▸ YOUR INSTRUCTIONS
Gather every line holding the string "words".

## start EXCERPTED RECORDS

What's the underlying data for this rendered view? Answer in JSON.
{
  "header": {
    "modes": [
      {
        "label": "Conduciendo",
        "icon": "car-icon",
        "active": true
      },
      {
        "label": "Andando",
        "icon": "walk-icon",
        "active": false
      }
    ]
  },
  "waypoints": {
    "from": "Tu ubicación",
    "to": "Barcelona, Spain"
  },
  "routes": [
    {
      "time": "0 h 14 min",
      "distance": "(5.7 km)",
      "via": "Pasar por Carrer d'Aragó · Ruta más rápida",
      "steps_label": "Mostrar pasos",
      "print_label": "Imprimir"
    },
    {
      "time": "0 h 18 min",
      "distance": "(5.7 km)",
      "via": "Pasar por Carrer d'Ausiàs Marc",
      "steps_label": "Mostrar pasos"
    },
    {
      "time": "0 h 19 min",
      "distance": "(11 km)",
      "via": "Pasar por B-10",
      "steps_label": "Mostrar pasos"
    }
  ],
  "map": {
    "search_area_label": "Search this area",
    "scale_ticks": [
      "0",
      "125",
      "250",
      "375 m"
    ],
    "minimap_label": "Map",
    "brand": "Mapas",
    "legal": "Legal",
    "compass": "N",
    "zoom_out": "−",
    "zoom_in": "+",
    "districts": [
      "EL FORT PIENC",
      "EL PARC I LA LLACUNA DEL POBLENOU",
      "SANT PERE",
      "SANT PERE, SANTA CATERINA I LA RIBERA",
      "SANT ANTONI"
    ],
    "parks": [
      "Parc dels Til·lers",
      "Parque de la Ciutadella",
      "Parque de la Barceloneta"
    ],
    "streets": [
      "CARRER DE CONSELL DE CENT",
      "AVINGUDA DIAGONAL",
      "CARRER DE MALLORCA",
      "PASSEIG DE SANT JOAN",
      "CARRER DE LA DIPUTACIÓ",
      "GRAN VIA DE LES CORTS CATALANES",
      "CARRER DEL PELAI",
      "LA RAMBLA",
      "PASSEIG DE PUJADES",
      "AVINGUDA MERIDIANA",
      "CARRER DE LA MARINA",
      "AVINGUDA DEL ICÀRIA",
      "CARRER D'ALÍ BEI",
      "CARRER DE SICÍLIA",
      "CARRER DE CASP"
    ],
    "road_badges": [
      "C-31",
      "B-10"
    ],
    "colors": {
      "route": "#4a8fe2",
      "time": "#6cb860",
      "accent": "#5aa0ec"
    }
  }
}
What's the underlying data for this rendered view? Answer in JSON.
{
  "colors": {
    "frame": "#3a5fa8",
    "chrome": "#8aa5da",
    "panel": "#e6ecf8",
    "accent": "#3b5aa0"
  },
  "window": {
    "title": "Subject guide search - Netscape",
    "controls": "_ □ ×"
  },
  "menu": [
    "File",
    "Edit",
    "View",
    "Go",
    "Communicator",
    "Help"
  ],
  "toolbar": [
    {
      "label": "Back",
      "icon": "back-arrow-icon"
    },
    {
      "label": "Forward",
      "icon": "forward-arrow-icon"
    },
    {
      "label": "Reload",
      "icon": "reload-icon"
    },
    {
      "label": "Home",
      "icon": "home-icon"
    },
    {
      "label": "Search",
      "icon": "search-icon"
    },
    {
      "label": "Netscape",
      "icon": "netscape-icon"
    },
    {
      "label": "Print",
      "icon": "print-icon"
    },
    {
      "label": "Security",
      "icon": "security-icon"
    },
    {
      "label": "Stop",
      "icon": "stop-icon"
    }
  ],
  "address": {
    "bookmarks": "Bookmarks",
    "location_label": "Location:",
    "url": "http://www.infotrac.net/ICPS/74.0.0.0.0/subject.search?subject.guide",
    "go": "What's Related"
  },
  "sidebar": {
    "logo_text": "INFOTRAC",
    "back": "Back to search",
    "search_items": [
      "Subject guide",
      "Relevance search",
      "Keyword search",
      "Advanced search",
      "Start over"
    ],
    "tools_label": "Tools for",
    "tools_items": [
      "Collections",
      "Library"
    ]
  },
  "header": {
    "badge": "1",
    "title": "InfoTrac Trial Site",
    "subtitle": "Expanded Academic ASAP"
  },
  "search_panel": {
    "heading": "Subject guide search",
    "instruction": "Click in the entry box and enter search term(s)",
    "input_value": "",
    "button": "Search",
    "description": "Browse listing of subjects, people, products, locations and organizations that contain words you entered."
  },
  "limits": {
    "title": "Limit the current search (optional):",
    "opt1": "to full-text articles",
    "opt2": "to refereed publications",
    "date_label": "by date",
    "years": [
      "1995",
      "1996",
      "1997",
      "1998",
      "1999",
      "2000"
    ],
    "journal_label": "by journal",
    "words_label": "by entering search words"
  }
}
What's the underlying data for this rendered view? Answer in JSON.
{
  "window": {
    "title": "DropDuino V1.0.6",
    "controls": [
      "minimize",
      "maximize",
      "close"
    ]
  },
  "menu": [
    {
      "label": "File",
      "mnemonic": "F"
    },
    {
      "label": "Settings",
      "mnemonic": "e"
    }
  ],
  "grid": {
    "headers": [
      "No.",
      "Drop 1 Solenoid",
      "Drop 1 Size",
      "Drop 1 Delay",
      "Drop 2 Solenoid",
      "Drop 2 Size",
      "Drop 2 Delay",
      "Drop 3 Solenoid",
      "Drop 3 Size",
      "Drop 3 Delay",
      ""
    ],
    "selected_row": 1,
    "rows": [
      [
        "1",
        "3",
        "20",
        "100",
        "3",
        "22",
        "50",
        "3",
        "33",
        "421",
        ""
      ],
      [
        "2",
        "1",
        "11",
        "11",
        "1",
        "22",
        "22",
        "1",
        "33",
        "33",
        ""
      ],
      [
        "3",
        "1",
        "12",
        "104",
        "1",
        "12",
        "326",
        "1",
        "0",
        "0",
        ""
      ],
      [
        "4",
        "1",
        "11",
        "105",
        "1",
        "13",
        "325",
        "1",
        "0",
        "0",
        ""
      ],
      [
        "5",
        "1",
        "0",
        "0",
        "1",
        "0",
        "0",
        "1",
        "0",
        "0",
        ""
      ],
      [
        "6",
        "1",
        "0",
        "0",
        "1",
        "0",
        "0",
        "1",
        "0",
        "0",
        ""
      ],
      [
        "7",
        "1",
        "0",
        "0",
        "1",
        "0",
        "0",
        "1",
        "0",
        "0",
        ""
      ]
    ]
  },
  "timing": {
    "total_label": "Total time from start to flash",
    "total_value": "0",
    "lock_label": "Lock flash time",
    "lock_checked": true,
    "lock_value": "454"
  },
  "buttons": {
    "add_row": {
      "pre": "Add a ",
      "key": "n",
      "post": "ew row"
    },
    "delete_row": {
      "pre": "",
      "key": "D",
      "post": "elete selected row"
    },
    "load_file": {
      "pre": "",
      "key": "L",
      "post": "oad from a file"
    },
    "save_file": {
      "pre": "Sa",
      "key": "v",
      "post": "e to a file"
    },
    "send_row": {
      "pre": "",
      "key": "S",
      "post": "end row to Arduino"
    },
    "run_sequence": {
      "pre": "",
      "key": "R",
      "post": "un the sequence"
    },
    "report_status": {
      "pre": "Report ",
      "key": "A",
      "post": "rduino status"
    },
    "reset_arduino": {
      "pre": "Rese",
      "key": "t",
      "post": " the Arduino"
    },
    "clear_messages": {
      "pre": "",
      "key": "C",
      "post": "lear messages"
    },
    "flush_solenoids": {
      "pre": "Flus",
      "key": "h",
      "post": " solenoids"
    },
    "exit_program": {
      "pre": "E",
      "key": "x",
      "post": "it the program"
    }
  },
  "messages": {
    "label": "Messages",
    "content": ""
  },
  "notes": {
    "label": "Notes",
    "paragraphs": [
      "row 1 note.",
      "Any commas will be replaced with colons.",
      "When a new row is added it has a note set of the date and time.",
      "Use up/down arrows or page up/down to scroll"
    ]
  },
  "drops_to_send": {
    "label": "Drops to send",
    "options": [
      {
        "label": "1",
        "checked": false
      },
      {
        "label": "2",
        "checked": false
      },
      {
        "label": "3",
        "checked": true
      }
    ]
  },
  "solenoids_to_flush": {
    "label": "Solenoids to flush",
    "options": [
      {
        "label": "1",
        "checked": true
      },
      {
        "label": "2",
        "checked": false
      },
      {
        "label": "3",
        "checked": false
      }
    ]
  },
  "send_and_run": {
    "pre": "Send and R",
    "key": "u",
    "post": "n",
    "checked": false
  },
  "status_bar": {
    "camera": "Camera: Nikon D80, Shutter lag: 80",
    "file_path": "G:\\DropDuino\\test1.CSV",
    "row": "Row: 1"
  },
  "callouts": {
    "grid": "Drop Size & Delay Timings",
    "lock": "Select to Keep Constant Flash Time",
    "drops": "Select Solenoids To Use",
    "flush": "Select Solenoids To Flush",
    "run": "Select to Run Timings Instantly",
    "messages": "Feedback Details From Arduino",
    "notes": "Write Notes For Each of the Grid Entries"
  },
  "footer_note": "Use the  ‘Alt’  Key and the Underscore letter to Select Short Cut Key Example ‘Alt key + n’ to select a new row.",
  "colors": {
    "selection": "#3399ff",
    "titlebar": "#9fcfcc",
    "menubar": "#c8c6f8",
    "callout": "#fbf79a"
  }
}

## end EXCERPTED RECORDS

▸ RESPONSE TO THIS EXERCISE
    "description": "Browse listing of subjects, people, products, locations and organizations that contain words you entered."
    "words_label": "by entering search words"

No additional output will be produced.